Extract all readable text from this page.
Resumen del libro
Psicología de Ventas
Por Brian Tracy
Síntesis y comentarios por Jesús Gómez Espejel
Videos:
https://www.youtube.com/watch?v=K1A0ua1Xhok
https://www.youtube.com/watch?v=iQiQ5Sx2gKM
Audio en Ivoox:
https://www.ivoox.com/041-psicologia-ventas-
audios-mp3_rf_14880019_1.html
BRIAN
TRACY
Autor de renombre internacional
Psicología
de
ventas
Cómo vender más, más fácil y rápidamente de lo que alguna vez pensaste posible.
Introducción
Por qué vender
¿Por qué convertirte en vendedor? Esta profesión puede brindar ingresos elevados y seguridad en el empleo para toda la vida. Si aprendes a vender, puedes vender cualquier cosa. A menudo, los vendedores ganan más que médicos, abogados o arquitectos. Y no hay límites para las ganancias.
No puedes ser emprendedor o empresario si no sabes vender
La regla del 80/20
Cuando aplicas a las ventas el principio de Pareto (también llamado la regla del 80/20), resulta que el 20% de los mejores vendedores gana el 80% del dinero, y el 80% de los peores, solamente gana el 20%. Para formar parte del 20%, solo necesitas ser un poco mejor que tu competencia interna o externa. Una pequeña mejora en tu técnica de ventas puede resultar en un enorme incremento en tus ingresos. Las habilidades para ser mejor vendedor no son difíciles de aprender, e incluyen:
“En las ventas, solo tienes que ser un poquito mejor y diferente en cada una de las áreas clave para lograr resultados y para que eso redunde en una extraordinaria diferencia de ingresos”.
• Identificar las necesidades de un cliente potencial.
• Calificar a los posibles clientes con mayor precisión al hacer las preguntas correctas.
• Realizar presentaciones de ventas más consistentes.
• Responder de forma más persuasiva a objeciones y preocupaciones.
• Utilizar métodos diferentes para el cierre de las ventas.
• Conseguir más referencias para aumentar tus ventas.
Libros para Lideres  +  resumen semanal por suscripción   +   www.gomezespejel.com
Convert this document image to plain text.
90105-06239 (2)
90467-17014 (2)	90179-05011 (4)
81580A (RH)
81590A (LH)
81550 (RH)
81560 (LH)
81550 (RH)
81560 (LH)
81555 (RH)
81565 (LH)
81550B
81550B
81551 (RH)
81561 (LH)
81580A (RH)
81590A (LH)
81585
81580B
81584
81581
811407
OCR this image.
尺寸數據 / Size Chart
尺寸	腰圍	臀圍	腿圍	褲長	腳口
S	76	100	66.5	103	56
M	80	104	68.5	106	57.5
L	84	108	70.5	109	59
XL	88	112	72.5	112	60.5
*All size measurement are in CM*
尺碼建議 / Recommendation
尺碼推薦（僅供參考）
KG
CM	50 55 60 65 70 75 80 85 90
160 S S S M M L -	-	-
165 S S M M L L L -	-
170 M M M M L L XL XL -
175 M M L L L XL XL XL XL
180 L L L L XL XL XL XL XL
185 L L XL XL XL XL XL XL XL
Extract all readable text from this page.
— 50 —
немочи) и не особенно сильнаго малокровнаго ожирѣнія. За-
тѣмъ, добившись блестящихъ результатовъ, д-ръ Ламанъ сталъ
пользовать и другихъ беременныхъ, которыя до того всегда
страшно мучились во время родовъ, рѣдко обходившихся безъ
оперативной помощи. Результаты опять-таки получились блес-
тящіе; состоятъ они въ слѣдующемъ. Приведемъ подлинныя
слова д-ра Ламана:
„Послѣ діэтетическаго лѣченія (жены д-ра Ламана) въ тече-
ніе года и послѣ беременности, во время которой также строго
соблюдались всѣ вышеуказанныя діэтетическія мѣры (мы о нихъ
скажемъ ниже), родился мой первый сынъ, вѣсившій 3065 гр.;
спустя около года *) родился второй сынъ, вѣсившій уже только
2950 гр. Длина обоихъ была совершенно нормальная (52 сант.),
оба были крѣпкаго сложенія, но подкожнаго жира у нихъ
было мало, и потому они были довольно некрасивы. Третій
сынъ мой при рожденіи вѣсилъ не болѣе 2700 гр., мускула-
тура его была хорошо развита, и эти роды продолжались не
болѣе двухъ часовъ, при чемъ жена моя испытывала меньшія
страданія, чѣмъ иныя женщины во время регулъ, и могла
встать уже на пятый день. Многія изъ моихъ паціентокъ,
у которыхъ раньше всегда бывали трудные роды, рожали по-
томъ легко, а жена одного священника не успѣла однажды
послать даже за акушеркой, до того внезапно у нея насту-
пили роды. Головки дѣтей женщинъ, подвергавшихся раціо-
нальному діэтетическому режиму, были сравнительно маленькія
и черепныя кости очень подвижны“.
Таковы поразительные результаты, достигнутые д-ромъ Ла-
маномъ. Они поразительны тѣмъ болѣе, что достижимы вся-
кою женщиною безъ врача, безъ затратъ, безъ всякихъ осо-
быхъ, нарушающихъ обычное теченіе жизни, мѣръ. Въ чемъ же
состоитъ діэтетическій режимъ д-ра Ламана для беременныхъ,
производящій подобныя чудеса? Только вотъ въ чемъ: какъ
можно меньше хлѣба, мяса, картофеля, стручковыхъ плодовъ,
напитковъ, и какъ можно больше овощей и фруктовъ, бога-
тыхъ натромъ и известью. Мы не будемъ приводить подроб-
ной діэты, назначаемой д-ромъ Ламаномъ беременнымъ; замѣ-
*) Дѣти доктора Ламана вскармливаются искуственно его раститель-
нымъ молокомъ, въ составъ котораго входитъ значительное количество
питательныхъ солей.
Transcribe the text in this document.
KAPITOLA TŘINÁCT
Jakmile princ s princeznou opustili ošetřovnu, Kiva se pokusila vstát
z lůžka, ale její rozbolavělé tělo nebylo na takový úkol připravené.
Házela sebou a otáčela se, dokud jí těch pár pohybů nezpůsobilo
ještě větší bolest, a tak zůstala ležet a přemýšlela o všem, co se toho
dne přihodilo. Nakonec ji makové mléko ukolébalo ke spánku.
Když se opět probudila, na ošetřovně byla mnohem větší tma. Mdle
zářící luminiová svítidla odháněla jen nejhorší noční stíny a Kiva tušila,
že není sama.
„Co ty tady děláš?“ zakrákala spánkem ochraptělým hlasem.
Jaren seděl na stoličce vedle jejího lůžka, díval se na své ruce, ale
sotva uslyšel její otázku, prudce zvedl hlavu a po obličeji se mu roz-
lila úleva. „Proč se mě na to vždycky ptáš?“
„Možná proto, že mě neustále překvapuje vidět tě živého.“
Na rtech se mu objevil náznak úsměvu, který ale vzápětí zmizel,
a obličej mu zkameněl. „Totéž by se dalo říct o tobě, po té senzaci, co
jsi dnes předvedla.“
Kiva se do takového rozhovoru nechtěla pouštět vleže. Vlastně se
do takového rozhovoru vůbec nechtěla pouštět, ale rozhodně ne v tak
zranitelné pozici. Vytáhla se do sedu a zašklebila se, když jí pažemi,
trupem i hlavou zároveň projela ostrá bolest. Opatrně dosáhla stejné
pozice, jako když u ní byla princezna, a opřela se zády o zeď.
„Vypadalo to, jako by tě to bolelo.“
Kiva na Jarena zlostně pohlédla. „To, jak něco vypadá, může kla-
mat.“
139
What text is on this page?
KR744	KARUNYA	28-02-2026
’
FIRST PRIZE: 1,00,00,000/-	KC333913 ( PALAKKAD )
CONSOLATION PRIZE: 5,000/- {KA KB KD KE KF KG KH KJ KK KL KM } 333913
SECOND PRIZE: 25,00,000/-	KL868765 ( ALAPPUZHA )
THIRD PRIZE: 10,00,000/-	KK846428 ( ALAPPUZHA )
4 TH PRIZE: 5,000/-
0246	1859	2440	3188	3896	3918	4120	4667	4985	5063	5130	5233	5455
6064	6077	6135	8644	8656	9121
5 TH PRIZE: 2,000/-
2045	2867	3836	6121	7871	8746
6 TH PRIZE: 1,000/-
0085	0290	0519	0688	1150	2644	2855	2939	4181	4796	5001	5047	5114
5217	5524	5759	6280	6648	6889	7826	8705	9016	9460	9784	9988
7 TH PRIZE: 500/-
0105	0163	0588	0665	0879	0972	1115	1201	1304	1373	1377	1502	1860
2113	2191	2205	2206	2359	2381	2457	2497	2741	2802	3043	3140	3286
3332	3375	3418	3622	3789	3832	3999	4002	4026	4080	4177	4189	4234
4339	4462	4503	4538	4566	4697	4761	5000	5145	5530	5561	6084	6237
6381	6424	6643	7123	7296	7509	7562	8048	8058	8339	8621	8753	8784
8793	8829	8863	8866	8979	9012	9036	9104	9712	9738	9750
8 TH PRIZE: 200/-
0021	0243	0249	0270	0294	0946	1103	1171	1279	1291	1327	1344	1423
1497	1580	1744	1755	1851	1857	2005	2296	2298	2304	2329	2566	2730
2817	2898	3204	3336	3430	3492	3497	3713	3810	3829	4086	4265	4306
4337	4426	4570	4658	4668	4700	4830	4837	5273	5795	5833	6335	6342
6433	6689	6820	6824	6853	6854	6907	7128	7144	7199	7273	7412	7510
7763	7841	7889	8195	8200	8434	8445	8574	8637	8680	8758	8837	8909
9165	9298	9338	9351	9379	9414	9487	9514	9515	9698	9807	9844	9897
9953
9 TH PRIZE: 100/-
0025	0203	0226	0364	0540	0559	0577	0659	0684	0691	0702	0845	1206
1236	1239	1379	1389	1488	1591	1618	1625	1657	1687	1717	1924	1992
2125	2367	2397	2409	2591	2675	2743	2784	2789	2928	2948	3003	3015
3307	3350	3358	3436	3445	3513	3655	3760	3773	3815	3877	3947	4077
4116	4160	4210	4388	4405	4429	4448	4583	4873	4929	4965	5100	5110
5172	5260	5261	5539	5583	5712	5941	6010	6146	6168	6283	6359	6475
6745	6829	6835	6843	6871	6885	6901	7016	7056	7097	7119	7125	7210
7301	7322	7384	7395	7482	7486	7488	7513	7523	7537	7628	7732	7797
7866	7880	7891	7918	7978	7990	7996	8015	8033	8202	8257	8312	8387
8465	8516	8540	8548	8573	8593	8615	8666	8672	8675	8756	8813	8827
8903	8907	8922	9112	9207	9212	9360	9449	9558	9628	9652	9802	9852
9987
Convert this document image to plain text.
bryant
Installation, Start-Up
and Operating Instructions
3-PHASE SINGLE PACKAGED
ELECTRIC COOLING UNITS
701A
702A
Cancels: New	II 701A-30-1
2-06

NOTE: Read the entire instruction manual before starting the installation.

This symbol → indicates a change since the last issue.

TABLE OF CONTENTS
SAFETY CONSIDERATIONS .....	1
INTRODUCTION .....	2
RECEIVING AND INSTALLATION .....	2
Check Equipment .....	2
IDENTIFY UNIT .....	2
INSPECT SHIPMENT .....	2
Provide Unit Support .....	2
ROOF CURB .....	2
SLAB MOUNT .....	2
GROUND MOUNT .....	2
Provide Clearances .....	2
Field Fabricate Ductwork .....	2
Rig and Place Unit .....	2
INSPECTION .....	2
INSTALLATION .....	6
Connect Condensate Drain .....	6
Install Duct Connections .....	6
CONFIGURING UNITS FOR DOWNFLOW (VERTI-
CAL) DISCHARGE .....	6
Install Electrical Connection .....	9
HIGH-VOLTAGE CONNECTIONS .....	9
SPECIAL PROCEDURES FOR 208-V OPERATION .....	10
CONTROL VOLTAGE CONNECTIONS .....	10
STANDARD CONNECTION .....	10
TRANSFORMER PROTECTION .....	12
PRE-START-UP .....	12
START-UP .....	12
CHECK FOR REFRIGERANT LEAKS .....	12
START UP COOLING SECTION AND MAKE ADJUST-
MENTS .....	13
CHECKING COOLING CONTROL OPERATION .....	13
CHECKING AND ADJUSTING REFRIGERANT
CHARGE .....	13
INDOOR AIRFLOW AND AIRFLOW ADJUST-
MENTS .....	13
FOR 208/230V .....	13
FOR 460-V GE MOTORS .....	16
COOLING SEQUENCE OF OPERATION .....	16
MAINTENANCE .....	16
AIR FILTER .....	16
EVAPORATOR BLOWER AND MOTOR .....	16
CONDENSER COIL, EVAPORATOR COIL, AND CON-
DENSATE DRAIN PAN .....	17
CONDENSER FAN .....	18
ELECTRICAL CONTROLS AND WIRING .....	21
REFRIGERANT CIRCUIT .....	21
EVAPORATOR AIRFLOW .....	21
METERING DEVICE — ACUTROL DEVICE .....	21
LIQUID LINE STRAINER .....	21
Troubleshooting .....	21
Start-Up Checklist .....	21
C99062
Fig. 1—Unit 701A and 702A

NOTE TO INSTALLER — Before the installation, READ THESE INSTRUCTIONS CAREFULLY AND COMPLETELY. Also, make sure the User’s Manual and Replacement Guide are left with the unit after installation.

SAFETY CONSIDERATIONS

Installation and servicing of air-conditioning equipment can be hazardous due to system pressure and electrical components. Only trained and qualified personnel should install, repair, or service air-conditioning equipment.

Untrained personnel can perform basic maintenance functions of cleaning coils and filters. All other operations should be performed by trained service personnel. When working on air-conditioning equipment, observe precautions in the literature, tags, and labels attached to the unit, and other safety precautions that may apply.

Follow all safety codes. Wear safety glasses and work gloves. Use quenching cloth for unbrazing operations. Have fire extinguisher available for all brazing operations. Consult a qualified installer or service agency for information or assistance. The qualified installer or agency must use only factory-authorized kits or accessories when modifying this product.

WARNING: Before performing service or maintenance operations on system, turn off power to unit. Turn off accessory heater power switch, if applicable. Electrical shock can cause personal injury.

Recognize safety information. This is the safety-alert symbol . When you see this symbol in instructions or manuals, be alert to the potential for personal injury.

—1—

INSTRUCTION:
For each line in the data above that contains the string "pouštět", extract the line.

WRITTEN ANSWER:
Kiva se do takového rozhovoru nechtěla pouštět vleže. Vlastně se
do takového rozhovoru vůbec nechtěla pouštět, ale rozhodně ne v tak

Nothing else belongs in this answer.